# AIM:
Copy all lines in which the word "life" can be found.

# INPUT MATERIAL:

## Begin

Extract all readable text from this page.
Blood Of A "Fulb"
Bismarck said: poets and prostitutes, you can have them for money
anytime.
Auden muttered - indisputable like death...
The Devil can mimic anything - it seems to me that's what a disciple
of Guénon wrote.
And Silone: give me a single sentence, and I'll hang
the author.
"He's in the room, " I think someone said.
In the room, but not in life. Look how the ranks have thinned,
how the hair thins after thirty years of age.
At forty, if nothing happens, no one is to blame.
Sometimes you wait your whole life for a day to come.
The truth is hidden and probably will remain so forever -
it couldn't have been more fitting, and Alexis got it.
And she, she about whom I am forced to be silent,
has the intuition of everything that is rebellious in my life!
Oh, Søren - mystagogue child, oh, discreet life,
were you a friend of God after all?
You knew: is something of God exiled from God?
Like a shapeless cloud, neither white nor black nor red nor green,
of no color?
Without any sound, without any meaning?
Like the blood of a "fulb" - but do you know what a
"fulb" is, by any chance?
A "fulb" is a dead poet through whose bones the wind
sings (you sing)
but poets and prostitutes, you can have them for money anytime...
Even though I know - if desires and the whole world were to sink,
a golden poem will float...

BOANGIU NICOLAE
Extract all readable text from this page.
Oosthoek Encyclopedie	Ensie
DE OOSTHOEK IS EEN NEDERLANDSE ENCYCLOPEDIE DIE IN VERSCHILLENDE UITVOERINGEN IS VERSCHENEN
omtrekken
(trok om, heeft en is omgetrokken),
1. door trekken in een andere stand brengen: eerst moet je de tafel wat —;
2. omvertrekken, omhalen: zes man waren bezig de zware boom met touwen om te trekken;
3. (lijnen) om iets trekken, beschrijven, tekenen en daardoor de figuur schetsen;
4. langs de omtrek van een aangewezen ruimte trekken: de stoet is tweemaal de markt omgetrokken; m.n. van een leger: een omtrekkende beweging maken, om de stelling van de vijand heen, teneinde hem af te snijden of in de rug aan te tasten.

## End

# ANSWER TO THIS PROBLEM:
In the room, but not in life. Look how the ranks have thinned,
Sometimes you wait your whole life for a day to come.
has the intuition of everything that is rebellious in my life!
Oh, Søren - mystagogue child, oh, discreet life,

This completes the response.